- Author(s): ichn-hu
- Discussion at: pingcap#23028
- Tracking issue: pingcap#23022
- Row number is often shortened to RN, and RNF for RN function
- Window function is often shortened to WF
This document proposes to support executing window functions in a pipelined manner.
The current WF implementation materialized a whole partition before processing it, and if a partition is too large, it will cause TiDB OOM. One particular example is seen in issue/18444 where the whole table is processed as a single partition in order to get a row number for the paging scenario, while the alternative solution using user variable could significantly decrease the memory usage.
As the cause is clear, we aim to pipeline the calculation of some of the window function, which means the window function executor will return data as soon as possible before the whole partition is consumed. After this design is implemented, the evaluation of RN WF will not cause the whole partition to be materialized, instead, it can be processed in a pipelined manner in the whole executor pipeline, that’s why we call it pipelining.
The current window function implementation is like this (with a focus on processing RN):
- Data is sorted by partition key and order by key when feeding to window function.
- vecGroupChecker is used to split data by the partition key.
- Data is accumulated in groupRows until a whole partition is read from child executor.
- Then e.consumeGroupRows will be called, which in turn uses windowProcessor to process the rows.

- _GOAL A_: Copy the entries word for word, from the first line of the entries through the line holding "- volume-bar: [615, 502, 619, 516]", with both of those lines included.
The entries that come next are unrelated to the window function proposal.

- _SUPPLIED MATERIAL_:
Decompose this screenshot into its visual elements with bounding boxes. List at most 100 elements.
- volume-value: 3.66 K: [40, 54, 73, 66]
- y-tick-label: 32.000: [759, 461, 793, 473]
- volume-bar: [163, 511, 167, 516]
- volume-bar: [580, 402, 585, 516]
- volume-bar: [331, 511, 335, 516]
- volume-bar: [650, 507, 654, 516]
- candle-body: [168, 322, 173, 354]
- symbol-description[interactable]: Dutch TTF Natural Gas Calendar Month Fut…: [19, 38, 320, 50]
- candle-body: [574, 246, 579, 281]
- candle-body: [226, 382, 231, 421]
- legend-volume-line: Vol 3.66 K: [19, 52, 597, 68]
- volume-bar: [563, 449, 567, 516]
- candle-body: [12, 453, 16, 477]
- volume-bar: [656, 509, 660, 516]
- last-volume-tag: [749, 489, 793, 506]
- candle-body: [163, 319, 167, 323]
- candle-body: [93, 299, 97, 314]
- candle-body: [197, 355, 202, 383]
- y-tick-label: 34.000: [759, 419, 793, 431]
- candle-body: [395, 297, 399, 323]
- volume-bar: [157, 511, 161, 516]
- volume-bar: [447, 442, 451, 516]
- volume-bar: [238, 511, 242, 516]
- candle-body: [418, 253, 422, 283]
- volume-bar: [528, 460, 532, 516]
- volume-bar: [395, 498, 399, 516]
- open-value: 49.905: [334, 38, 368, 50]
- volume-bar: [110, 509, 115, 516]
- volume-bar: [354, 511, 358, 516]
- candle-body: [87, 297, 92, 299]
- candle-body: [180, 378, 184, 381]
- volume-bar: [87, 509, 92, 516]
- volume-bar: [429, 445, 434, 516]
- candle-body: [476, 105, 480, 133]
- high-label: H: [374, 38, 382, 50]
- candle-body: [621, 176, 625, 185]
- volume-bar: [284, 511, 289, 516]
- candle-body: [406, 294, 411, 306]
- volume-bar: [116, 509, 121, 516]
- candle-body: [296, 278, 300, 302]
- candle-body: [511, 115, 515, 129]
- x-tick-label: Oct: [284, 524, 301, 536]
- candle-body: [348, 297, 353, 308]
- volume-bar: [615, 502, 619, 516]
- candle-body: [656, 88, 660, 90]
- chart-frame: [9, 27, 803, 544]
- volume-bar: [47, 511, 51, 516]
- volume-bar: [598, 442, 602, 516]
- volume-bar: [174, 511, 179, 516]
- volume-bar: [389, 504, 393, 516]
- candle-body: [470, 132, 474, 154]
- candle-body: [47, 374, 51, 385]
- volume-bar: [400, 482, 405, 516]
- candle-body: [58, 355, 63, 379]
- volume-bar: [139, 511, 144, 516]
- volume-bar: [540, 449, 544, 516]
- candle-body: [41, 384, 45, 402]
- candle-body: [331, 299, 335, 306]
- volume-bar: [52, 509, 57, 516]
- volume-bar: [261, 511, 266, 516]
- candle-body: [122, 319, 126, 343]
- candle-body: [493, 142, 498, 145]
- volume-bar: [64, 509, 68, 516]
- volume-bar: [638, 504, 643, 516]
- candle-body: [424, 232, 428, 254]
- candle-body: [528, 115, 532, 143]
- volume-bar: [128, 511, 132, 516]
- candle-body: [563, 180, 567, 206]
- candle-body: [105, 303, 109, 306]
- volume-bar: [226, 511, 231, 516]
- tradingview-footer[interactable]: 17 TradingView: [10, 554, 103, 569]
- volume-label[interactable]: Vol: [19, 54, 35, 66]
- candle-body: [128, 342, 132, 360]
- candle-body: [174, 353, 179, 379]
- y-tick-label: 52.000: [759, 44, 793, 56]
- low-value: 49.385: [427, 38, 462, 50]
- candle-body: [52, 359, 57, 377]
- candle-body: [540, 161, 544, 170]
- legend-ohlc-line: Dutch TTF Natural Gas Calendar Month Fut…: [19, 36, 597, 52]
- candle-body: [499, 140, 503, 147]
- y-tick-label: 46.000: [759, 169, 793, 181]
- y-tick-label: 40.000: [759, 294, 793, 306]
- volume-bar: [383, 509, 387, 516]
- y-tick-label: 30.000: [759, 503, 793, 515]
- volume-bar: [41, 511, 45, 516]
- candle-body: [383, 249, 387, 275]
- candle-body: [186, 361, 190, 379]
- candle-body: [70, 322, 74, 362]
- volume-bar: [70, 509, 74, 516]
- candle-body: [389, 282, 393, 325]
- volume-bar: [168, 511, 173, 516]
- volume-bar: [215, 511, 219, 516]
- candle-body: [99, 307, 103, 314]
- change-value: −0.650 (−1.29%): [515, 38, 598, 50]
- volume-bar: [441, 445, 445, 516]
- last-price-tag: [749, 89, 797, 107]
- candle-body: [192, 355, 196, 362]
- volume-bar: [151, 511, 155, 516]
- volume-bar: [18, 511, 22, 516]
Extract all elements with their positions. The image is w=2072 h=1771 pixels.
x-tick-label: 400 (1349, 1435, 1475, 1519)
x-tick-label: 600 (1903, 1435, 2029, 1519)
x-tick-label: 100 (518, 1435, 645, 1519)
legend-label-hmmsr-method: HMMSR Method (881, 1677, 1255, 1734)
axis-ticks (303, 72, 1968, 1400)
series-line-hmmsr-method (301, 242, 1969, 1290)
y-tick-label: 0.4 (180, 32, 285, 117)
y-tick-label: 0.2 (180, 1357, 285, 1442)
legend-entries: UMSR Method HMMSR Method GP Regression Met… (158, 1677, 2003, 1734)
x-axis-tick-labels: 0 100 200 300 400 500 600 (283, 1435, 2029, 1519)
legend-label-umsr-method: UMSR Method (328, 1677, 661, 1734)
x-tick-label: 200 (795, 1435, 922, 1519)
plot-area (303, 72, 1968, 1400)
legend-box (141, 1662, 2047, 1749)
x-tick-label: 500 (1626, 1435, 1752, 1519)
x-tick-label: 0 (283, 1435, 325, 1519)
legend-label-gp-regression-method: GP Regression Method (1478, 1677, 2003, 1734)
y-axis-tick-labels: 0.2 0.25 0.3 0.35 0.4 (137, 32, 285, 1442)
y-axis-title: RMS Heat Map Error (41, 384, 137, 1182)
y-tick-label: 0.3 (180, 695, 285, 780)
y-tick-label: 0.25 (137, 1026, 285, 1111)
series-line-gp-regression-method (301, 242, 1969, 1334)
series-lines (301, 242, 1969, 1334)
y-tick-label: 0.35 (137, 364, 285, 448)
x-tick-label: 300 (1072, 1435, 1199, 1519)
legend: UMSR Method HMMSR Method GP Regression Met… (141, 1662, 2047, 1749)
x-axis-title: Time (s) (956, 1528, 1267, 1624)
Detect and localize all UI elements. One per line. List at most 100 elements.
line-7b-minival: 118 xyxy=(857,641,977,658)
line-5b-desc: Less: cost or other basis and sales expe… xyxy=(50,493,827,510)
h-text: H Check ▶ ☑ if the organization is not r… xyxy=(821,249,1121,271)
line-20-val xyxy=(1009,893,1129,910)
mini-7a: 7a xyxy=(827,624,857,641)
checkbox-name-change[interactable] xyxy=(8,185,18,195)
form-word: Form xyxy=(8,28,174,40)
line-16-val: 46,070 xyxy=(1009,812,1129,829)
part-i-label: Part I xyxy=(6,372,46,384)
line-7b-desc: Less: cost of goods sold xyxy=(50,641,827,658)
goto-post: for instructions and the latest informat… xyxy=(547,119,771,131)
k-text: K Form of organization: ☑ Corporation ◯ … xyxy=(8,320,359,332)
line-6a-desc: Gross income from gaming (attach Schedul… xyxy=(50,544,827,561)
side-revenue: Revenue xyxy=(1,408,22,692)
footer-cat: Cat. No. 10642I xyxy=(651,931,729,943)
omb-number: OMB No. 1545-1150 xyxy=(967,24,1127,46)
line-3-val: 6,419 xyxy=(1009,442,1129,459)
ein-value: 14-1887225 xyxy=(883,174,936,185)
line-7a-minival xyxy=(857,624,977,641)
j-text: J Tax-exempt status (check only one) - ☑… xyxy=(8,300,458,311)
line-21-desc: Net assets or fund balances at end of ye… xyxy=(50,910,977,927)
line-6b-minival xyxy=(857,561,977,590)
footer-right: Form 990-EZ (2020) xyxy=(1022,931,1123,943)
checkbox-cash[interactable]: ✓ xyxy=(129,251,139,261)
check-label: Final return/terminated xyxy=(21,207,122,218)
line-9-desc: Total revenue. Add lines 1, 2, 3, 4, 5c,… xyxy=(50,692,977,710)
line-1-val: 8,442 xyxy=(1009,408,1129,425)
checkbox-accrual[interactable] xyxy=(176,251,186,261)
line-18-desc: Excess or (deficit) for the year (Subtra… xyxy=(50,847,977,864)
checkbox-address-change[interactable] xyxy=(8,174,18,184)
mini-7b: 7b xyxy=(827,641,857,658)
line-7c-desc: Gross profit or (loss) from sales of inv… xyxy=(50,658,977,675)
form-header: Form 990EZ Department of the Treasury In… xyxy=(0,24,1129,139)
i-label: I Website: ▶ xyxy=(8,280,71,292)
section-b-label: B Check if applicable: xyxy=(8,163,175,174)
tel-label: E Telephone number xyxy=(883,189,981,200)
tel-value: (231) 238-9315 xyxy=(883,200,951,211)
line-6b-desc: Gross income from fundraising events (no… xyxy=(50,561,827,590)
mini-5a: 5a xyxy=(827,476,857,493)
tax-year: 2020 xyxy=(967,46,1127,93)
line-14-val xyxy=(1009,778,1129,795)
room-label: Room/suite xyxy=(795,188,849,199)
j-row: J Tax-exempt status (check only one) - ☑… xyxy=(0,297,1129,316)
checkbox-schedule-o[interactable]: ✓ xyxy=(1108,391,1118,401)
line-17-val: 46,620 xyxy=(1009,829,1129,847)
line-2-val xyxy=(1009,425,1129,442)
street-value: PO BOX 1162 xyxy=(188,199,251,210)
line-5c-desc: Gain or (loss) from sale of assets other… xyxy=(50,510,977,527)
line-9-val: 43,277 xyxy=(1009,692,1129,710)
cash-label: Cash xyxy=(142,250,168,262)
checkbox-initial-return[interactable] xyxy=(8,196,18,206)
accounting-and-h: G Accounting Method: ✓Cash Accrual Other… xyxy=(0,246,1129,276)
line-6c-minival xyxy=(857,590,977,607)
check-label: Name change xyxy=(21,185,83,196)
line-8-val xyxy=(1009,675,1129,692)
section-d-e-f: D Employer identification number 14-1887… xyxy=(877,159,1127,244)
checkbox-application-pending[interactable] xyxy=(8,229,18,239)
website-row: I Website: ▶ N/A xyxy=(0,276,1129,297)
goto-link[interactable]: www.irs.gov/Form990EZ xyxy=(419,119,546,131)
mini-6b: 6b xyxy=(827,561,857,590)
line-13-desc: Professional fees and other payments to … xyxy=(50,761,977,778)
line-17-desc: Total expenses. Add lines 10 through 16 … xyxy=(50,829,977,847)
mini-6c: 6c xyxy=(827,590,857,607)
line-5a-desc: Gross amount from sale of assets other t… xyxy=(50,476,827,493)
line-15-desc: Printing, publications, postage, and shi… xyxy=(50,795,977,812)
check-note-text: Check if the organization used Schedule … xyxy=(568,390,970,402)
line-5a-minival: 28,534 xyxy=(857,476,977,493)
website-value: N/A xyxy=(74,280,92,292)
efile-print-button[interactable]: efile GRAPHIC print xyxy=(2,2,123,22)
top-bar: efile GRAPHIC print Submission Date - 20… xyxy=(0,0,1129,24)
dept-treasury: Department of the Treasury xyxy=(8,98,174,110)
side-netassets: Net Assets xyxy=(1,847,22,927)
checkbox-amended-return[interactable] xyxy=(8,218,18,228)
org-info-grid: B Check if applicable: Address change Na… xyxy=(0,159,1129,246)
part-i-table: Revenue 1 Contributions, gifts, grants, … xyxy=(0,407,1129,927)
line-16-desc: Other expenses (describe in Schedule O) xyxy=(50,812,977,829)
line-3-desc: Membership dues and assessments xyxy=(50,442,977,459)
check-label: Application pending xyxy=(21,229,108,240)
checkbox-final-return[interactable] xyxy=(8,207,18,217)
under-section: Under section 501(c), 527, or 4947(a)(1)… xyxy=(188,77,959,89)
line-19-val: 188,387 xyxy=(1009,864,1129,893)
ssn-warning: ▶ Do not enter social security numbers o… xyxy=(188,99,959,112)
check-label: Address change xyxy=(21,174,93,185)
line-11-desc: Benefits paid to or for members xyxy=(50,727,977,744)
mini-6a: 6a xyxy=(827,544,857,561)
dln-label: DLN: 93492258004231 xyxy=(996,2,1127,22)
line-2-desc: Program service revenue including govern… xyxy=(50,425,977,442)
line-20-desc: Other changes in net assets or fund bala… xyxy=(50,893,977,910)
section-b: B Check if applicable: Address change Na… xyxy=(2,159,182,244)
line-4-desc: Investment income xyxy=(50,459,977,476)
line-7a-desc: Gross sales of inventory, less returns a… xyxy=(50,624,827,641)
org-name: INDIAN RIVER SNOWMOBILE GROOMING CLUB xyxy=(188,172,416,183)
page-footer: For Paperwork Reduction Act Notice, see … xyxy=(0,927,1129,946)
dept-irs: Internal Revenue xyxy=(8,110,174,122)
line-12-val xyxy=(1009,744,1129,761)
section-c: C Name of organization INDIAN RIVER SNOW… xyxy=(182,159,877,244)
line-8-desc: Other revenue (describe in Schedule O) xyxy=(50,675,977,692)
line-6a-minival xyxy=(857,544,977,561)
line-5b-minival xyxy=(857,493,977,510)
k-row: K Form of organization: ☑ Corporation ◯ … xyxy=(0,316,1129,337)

- _GOAL B_:
Answer these from the window function proposal:
(i) What does RNF stand for?
(ii) Which issue shows a whole table being processed as a single partition to get a row number for paging?
(iii) What is used to split data by the partition key?

- _CORRECT ANSWER A_:
Decompose this screenshot into its visual elements with bounding boxes. List at most 100 elements.
- volume-value: 3.66 K: [40, 54, 73, 66]
- y-tick-label: 32.000: [759, 461, 793, 473]
- volume-bar: [163, 511, 167, 516]
- volume-bar: [580, 402, 585, 516]
- volume-bar: [331, 511, 335, 516]
- volume-bar: [650, 507, 654, 516]
- candle-body: [168, 322, 173, 354]
- symbol-description[interactable]: Dutch TTF Natural Gas Calendar Month Fut…: [19, 38, 320, 50]
- candle-body: [574, 246, 579, 281]
- candle-body: [226, 382, 231, 421]
- legend-volume-line: Vol 3.66 K: [19, 52, 597, 68]
- volume-bar: [563, 449, 567, 516]
- candle-body: [12, 453, 16, 477]
- volume-bar: [656, 509, 660, 516]
- last-volume-tag: [749, 489, 793, 506]
- candle-body: [163, 319, 167, 323]
- candle-body: [93, 299, 97, 314]
- candle-body: [197, 355, 202, 383]
- y-tick-label: 34.000: [759, 419, 793, 431]
- candle-body: [395, 297, 399, 323]
- volume-bar: [157, 511, 161, 516]
- volume-bar: [447, 442, 451, 516]
- volume-bar: [238, 511, 242, 516]
- candle-body: [418, 253, 422, 283]
- volume-bar: [528, 460, 532, 516]
- volume-bar: [395, 498, 399, 516]
- open-value: 49.905: [334, 38, 368, 50]
- volume-bar: [110, 509, 115, 516]
- volume-bar: [354, 511, 358, 516]
- candle-body: [87, 297, 92, 299]
- candle-body: [180, 378, 184, 381]
- volume-bar: [87, 509, 92, 516]
- volume-bar: [429, 445, 434, 516]
- candle-body: [476, 105, 480, 133]
- high-label: H: [374, 38, 382, 50]
- candle-body: [621, 176, 625, 185]
- volume-bar: [284, 511, 289, 516]
- candle-body: [406, 294, 411, 306]
- volume-bar: [116, 509, 121, 516]
- candle-body: [296, 278, 300, 302]
- candle-body: [511, 115, 515, 129]
- x-tick-label: Oct: [284, 524, 301, 536]
- candle-body: [348, 297, 353, 308]
- volume-bar: [615, 502, 619, 516]

- _CORRECT ANSWER B_:
(i) RN function
(ii) issue/18444
(iii) vecGroupChecker